ACTIVITY LIST
1) In the forum thread about 'shard' and 'shart,' how many results does Bing give for "shart"?
2) Echo everything in the forum thread about 'shard' and 'shart' from "Number of search results doesn't" down to "looking up a term.".
3) Carry on the forum thread about 'shard' and 'shart' from the point where it stops.

Start of PROVIDED TEXT

My point being, using corpora as listed above will give you a literal comparison of frequency of those strings, but it will be largely about two completely different words, because while you can be pretty sure "shart" is about poop, you have no idea how many "shard"s are about that.

Apologies if this is obvious but it seemed you may be looking for which synonym is more common, and I don't think you can so that this way.
posted by SaltySalticid at 6:22 AM on July 7 [7 favorites]

Maybe I'm missing something in your question, but why don't you just do a search?

Bing says "shard" gives "About 387,000 results" and "shart" gives "About 180,000 results". These are theoretically how many times the word in quotes appears on web pages that are crawled.

A Google search produces higher numbers but a similar ratio.
posted by Umami Dearest at 6:35 AM on July 7

I think google ngrams goes up to 2019, if that timeline makes a difference.
posted by crazy with stars at 7:19 AM on July 7

I would ask an LLM---they're trained on this stuff.
posted by MisantropicPainforest at 7:30 AM on July 7

I would ask an LLM---they're trained on this stuff.

Just because it's seen a lot of words doesn't mean that it can meaningfully give you answers about their statistics. The words LLMs produce are based on words that it's seen, so it will say facts (and falsehoods) that are similar to the words it's seen. It's like how, if someone asks me about how my brain works, I have to just say stuff based on other things I've read about brains, I can't introspect my own brain very much, even though I have one.

There's a chance it might be able to guess whether "dog" or "antediluvian" is a more common word, but I wouldn't trust it with anything that's not already obvious.
posted by BungaDunga at 7:54 AM on July 7 [5 favorites]

Response by poster: For clarity, I want to name something "shard" in a work of fiction, and I'm hearing, "Oh, that sounds too much like "shart." If "shart" is a rare usage, then that's an argument for not worrying about it.

Number of search results doesn't work because people might be looking up "shart" because they've never heard it before and they don't know what it is, while they're not looking up "shard" because they don't need the Internet to tell them what a shard is.
posted by musofire at 7:54 AM on July 7 [1 favorite]

The number of search results has nothing to do with the number of people looking up a term.

End of PROVIDED TEXT
Start of DATASET CONTENT

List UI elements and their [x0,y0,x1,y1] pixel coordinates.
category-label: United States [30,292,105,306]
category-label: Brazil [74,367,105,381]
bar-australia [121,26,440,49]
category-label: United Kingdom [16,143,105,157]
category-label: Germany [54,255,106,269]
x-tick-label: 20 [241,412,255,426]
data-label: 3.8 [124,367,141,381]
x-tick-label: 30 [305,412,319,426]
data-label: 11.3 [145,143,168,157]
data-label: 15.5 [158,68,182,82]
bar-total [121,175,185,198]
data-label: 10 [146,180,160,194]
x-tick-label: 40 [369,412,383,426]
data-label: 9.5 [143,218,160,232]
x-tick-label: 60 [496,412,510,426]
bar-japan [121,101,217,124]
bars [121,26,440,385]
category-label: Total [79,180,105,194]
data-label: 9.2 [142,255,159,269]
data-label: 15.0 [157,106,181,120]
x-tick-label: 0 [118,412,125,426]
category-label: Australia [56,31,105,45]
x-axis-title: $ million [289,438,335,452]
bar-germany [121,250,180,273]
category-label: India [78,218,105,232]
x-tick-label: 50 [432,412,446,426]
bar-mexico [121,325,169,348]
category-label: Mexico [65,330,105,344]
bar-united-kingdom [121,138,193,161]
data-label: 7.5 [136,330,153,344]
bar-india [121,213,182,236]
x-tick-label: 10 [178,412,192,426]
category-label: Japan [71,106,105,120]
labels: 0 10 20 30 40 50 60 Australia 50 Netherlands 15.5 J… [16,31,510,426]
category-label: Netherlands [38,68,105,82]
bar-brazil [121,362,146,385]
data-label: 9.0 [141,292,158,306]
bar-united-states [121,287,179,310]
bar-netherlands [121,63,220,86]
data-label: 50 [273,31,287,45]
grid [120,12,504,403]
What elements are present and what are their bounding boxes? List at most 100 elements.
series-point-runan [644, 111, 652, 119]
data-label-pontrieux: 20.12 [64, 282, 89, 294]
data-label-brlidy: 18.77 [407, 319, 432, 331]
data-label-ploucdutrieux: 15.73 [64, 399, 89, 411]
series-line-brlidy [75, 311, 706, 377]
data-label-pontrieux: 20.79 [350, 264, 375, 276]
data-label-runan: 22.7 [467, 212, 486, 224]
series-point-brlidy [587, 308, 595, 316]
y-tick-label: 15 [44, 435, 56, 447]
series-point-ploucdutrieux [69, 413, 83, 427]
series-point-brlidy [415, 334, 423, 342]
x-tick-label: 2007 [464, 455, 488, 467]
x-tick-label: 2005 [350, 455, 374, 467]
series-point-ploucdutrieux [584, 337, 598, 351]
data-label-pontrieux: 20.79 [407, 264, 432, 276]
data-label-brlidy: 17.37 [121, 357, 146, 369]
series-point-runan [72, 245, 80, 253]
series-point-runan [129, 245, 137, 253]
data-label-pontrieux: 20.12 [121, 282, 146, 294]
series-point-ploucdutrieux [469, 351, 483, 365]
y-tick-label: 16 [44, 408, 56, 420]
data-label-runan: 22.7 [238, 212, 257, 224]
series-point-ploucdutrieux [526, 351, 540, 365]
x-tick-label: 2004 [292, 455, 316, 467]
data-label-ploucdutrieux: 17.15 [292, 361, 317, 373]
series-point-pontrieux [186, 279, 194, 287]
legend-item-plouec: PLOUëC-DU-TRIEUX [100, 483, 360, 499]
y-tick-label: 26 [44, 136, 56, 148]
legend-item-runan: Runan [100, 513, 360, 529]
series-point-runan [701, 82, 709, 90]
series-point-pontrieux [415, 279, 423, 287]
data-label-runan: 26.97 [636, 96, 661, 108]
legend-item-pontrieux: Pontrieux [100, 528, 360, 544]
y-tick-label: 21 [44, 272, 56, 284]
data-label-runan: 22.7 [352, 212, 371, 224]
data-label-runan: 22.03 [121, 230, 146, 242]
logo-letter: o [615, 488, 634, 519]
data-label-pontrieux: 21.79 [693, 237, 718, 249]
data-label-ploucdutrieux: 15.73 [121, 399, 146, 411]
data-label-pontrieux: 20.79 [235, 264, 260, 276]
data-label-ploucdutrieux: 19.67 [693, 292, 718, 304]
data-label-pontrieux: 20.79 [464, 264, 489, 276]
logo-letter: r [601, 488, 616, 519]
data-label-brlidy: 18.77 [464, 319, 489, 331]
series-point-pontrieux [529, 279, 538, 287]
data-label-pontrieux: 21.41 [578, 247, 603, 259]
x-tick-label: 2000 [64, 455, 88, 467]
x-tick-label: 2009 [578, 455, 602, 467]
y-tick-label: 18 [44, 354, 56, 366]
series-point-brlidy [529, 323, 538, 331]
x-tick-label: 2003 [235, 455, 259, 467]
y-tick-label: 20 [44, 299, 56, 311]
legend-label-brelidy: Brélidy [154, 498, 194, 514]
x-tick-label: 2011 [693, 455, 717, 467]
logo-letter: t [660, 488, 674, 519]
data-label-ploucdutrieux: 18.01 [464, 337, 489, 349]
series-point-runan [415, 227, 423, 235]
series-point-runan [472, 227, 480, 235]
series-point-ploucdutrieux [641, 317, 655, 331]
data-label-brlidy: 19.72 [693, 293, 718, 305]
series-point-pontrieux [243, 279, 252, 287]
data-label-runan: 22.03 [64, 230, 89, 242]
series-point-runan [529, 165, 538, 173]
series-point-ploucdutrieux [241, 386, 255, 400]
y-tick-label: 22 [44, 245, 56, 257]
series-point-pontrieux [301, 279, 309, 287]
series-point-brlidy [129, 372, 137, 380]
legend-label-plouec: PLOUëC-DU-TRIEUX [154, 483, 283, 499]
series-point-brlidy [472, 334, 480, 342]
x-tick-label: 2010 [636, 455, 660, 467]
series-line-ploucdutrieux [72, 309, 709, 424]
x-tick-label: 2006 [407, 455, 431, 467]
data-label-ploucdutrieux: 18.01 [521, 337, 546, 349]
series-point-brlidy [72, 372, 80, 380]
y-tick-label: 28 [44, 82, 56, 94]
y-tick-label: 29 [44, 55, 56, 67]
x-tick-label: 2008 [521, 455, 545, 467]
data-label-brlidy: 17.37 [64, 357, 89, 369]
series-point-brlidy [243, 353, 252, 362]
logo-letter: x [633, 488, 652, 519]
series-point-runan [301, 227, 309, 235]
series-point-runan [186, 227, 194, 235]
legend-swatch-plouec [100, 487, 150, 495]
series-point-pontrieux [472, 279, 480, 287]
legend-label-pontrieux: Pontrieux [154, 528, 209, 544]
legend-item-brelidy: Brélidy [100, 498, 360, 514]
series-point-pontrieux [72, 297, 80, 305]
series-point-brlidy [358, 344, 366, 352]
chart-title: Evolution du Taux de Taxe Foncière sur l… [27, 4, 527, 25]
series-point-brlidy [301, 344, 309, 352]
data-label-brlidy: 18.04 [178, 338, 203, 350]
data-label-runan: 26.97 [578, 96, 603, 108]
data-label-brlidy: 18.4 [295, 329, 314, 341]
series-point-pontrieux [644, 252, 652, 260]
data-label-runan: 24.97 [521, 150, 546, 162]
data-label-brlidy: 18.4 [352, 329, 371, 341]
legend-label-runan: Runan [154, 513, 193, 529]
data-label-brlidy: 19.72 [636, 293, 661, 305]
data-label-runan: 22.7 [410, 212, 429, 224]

End of DATASET CONTENT

PER-TASK OUTPUTS
1) About 180,000 results.

2)
Number of search results doesn't work because people might be looking up "shart" because they've never heard it before and they don't know what it is, while they're not looking up "shard" because they don't need the Internet to tell them what a shard is.
posted by musofire at 7:54 AM on July 7 [1 favorite]

The number of search results has nothing to do with the number of people looking up a term.

3)
posted by Umami Dearest at 8:11 AM on July 7 [4 favorites]

I wouldn't worry the slightest that your readers will be reminded of "shart" in connection with a thing named "shard" in your fiction. "Shart" is a word that many people likely have heard of, but not a word that anyone who isn't into South Park-esque juvenile humor hears with any regularity. It would never occur to me. Honestly, I wonder about the people who are telling you it does.
posted by slkinsey at 8:22 AM on July 7 [7 favorites]

"Shard" is a common enough usage that the tallest building in London is called that.
posted by LionIndex at 8:26 AM on July 7 [6 favorites]

I'm not sure how common a word is makes that much of a difference. "Fuck" is a very common word but I wouldn't associate "duck" with it at all. Nobody looks askance at "DuckTales".

Also, "Shards of Earth" is pretty good precedent for it working just fine in a name for something.
posted by BungaDunga at 8:43 AM on July 7 [3 favorites]

I came in here because I'm a word nerd and your question was intriguing...but also professionally I'm a book editor, so with your update my answer is emphatically to go ahead and name something shard. It's a Beavis & Butthead level joke to imagine a reader going "heh heh that's like shart." Shard is a word; use it.
posted by BlahLaLa at 9:10 AM on July 7 [4 favorites]

I'm wondering who you're getting your feedback on this association from. I'm aware of both words, but it would never occur to me to make this association unless I were led there by the author by a pun, the general tone of the piece, etc. I think the best thing to do here is to consider the audience you're writing for and how likely that particular audience is to know the word "shard".
posted by epj at 12:35 PM on July 7 [1 favorite]

Best answer: I think this search on Google Trends is what you want? Also, Google Books Ngram viewer goes up to 2019, here's the results for that.

Shard has far more usage in both results.